#### Problem statement:
Scan the records for the string "this"; copy each line where it occurs.
-- start Excerpted records --
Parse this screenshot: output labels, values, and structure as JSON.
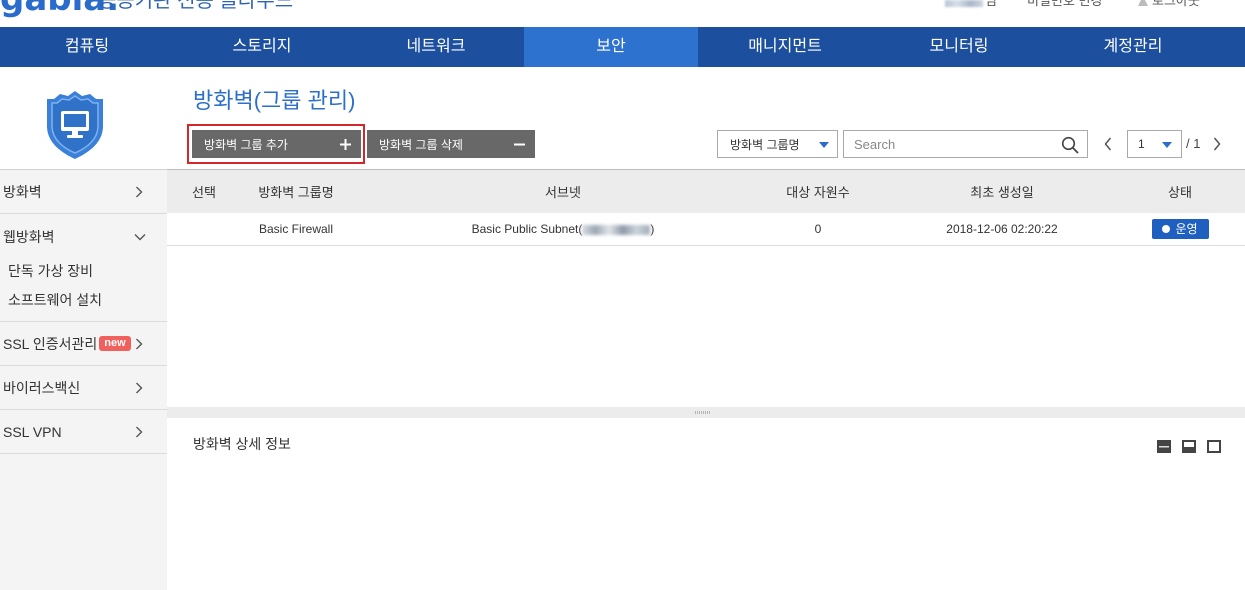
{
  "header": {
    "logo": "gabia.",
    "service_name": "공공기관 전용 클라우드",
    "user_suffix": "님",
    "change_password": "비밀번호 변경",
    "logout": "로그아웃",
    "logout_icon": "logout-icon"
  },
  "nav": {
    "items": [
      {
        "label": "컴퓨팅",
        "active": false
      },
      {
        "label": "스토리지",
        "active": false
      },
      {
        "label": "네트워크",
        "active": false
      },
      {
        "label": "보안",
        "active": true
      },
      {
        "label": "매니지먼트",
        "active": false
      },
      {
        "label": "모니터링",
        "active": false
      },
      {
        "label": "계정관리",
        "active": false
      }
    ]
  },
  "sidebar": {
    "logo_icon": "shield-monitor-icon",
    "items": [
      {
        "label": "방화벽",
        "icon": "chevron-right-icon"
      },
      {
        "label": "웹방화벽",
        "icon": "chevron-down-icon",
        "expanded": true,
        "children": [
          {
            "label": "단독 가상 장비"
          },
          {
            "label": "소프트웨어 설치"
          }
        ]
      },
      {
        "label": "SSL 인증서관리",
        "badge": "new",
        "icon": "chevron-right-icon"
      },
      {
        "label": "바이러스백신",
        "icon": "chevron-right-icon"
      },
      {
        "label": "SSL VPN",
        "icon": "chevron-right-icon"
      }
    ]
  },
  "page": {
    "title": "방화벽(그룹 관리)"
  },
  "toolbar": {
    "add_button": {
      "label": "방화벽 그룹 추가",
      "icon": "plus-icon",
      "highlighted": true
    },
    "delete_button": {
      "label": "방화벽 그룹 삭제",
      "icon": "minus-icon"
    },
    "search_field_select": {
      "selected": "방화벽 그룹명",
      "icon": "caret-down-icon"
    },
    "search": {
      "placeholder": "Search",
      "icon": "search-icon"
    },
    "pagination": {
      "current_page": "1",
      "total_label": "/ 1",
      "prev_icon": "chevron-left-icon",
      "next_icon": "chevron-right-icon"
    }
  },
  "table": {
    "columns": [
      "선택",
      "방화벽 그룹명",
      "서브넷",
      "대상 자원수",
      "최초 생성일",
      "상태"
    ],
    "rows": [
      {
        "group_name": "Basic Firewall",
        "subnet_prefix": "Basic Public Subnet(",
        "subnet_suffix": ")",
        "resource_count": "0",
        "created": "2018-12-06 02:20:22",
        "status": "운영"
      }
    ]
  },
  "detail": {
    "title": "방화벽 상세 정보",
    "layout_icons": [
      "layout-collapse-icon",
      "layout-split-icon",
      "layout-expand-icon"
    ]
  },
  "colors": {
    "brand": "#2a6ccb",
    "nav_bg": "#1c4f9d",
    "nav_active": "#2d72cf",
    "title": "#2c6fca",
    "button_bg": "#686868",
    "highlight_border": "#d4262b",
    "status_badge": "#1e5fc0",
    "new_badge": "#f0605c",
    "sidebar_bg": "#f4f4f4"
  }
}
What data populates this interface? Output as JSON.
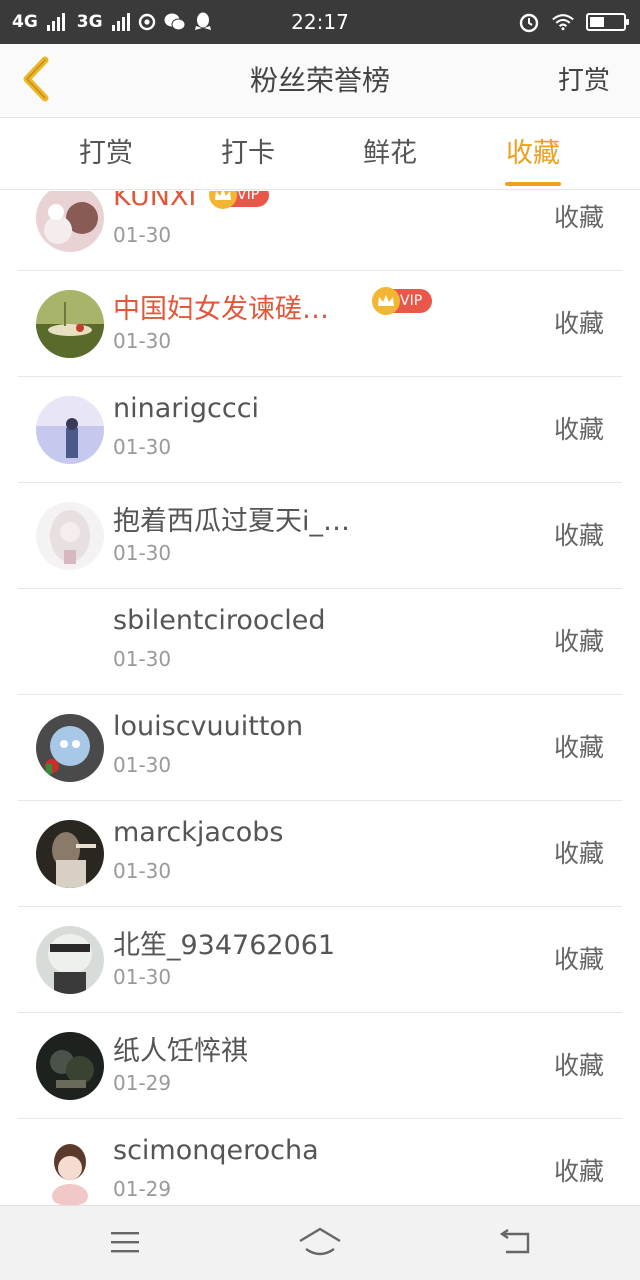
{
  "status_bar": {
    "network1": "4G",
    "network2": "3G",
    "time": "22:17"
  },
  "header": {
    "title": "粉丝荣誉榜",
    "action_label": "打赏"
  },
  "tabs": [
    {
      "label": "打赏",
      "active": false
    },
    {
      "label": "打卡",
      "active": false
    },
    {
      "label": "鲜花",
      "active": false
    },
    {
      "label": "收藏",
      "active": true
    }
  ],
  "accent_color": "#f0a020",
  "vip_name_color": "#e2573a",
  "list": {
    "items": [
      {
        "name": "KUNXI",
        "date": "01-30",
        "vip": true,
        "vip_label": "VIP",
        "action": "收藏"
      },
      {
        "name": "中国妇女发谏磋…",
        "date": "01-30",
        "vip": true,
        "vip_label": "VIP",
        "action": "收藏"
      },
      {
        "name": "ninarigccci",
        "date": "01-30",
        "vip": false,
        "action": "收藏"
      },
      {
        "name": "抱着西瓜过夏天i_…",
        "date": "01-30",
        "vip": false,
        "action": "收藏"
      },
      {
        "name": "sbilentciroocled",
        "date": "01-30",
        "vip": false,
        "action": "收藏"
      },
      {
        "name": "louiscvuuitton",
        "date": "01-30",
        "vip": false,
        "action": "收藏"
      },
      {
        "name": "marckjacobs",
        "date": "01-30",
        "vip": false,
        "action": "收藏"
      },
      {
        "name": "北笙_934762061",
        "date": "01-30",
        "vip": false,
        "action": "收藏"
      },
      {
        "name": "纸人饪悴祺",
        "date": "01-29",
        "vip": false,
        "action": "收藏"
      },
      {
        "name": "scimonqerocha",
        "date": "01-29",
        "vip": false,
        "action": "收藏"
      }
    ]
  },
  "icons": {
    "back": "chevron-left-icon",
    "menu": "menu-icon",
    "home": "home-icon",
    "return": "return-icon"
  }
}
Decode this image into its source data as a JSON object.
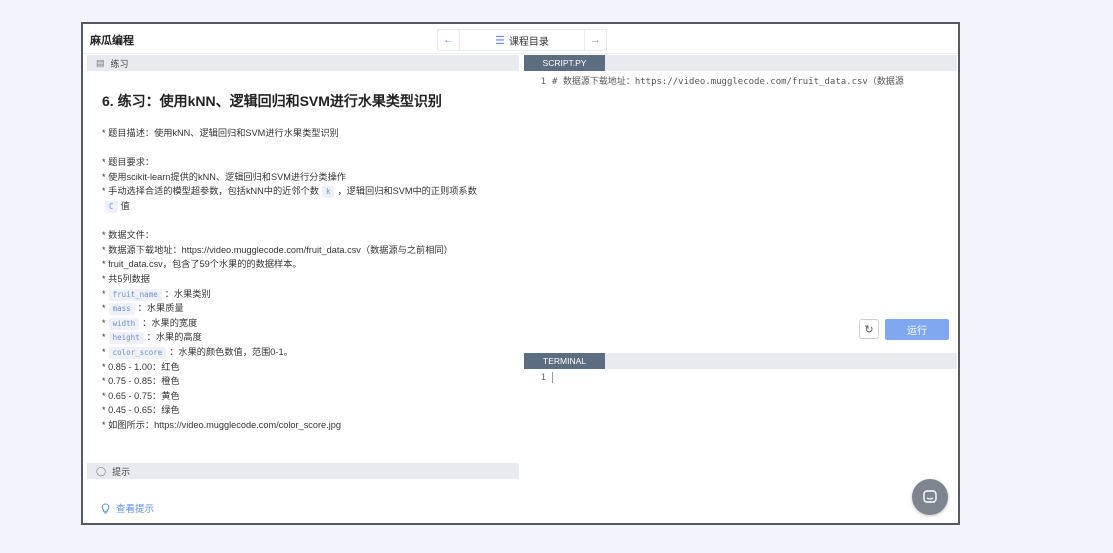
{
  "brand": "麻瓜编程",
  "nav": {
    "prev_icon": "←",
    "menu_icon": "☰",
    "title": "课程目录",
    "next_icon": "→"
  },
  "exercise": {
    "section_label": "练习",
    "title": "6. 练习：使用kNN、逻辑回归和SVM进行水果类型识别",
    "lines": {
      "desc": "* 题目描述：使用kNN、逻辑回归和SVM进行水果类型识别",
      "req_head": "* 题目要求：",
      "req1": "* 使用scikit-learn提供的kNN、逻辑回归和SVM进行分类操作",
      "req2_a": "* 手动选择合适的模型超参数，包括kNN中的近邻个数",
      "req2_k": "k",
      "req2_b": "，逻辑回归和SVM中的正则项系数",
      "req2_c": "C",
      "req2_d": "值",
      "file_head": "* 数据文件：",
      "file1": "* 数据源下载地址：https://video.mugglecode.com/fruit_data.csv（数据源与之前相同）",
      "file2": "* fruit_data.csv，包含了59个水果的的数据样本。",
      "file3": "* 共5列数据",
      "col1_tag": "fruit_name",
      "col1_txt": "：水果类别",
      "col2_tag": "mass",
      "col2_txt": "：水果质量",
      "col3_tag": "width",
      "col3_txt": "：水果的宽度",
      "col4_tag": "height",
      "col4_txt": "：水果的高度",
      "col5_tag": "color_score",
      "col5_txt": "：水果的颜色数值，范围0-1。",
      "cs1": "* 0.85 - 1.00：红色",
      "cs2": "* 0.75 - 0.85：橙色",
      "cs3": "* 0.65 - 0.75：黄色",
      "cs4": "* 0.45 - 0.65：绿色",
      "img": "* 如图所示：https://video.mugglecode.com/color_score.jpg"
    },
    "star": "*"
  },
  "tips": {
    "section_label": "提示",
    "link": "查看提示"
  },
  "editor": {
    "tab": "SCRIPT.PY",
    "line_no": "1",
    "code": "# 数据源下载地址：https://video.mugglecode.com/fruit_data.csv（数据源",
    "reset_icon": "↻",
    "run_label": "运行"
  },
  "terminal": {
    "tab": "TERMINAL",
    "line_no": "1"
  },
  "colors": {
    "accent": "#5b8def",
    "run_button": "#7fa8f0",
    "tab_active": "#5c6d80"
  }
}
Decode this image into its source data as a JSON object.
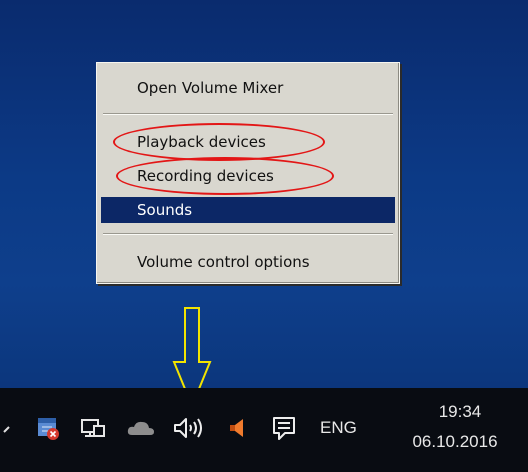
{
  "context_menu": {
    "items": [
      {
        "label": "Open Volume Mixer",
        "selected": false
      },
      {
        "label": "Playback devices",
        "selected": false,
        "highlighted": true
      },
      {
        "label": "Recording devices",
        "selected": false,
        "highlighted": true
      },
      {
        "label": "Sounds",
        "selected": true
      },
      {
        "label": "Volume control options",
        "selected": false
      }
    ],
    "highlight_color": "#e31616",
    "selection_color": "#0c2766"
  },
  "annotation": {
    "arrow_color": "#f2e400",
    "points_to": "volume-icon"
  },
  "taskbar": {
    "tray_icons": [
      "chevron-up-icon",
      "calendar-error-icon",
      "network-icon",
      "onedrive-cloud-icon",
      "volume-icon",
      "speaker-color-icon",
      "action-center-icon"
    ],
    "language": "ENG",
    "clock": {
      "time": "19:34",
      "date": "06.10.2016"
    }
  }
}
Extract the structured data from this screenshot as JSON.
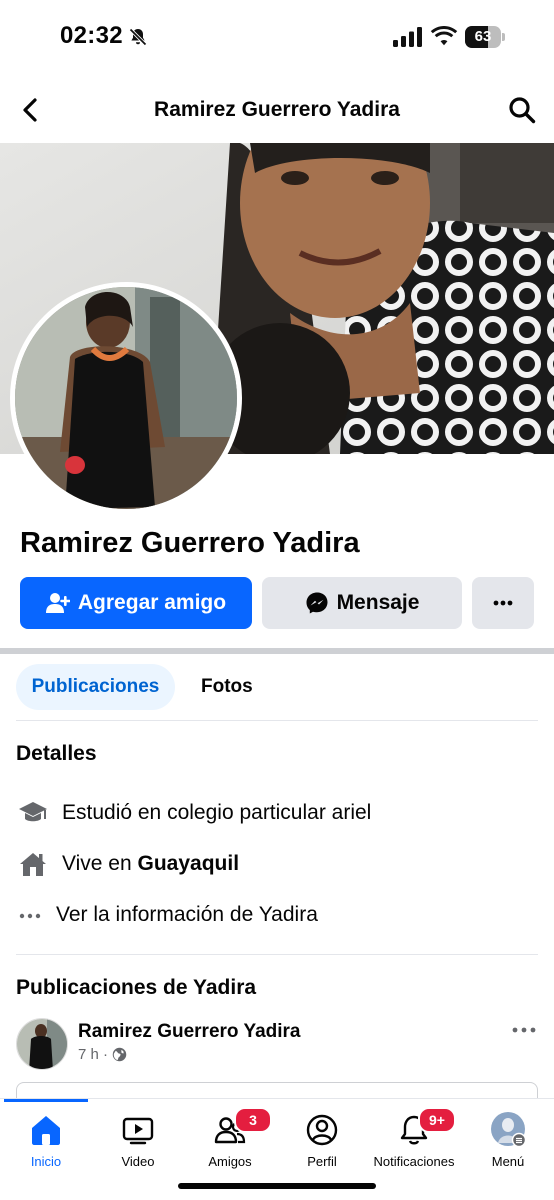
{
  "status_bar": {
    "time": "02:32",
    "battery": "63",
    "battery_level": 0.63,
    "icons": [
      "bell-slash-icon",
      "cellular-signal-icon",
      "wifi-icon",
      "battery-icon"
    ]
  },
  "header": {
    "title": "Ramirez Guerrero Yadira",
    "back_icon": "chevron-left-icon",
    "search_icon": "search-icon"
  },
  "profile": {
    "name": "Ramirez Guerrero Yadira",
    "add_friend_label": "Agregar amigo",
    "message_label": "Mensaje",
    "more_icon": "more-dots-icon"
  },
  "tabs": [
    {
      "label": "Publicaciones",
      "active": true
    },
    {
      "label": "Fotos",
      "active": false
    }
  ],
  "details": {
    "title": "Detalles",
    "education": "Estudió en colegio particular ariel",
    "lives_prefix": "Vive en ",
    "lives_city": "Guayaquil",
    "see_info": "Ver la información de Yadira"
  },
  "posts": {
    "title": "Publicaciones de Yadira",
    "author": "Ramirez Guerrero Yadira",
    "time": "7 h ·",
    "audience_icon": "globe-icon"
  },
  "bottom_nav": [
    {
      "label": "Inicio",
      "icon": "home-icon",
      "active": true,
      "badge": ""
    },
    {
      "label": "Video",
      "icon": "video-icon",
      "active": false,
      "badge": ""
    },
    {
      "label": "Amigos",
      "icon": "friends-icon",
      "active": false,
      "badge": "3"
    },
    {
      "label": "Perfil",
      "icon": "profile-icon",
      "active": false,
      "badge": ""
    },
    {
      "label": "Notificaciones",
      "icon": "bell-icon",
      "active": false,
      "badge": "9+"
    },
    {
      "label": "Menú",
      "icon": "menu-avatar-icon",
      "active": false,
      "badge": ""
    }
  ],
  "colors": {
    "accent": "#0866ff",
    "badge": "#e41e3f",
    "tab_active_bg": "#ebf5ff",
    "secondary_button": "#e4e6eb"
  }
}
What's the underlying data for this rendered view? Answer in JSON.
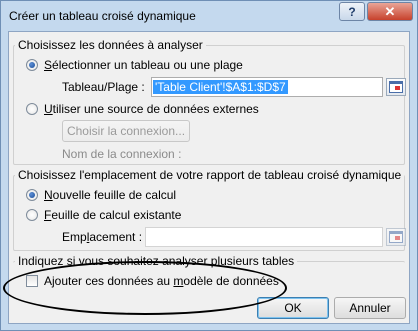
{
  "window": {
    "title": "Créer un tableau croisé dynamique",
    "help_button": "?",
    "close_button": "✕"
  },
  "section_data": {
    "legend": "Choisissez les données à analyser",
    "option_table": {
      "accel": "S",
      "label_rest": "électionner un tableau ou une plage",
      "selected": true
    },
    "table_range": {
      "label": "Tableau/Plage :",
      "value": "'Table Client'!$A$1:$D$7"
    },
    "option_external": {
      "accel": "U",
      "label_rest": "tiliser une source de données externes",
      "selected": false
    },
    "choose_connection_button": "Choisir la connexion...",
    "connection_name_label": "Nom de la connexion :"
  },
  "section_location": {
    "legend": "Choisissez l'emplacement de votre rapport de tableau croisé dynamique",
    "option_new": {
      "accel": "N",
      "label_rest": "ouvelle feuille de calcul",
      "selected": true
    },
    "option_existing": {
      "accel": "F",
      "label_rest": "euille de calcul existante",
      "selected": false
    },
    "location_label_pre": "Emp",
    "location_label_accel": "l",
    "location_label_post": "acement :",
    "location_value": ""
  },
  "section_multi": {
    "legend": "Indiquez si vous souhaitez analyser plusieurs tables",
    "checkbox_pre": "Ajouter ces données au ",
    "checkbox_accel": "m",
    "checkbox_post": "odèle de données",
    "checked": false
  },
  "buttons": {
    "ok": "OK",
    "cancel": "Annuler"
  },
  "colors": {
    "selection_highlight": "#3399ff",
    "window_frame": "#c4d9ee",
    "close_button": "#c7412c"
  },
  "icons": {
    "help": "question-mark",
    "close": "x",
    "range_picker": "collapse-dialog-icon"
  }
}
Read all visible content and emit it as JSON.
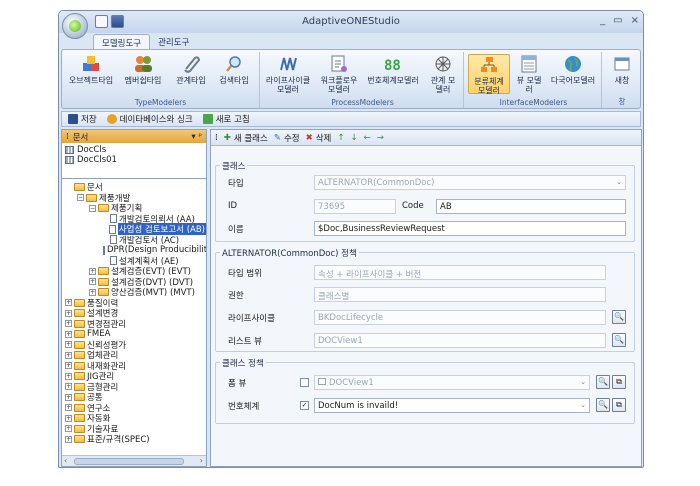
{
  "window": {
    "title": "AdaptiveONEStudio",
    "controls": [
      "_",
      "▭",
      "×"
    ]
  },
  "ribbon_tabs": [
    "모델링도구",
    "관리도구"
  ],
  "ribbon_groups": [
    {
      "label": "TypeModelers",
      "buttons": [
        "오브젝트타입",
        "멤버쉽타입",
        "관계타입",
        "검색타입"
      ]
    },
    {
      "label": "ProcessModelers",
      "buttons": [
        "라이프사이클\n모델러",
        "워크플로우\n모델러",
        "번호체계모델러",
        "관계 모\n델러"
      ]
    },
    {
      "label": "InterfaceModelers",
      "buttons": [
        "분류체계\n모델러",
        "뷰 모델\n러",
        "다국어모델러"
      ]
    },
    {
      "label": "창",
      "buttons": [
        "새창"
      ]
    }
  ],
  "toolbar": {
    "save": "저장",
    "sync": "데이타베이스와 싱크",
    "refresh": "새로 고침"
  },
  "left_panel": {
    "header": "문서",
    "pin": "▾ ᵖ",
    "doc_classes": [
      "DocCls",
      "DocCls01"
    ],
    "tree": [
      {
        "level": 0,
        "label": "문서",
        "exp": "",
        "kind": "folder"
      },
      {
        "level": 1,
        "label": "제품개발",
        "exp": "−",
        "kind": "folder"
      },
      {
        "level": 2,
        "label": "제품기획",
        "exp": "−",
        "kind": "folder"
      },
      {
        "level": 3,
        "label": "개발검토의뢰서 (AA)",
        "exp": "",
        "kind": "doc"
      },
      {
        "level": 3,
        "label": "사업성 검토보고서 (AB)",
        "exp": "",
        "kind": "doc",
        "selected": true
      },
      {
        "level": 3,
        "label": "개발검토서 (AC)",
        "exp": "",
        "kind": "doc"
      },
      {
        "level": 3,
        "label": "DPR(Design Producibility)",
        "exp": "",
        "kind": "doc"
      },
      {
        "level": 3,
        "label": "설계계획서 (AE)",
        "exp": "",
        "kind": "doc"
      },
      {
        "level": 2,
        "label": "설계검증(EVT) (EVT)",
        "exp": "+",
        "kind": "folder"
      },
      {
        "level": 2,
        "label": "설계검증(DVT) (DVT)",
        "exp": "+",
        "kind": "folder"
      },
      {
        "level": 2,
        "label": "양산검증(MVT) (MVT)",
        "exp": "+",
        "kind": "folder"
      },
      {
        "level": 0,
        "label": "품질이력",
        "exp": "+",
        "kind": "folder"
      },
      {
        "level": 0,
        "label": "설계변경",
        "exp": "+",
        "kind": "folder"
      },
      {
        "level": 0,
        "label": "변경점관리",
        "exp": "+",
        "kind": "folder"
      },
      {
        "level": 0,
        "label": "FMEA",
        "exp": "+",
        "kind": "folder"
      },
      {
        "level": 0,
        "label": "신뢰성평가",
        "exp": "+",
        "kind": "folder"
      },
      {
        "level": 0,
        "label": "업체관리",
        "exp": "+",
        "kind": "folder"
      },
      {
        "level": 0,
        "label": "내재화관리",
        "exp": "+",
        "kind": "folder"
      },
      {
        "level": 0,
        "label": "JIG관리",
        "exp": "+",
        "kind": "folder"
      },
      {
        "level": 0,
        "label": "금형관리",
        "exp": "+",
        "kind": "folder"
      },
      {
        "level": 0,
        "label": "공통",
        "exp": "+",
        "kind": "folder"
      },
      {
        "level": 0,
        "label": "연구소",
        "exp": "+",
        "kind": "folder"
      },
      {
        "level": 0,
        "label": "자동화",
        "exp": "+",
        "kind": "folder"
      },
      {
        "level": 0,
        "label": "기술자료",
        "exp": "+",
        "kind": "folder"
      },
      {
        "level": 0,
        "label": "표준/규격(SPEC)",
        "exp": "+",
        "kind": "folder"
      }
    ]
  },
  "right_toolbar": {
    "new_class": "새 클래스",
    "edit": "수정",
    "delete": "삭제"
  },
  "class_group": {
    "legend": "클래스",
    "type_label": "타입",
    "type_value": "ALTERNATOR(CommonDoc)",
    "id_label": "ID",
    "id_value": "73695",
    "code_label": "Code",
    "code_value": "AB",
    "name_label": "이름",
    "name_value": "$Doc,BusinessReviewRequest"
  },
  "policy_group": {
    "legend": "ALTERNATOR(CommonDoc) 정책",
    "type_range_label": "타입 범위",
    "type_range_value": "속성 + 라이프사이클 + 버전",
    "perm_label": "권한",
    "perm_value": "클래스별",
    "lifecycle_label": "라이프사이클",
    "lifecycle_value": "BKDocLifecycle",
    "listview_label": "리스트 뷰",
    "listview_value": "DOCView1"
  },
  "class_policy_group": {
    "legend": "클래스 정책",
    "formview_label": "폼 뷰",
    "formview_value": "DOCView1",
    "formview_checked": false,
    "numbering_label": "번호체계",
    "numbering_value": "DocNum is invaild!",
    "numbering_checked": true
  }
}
-- end Excerpted records --
#### Solution to the exercise:
Parse this screenshot: output labels, values, and structure as JSON.
What data populates this interface? Output as JSON.
Decode this image into its source data as a JSON object.
Decode this image into its source data as a JSON object.
Extract the structured data from this screenshot as JSON.
What's the underlying data for this rendered view? Answer in JSON.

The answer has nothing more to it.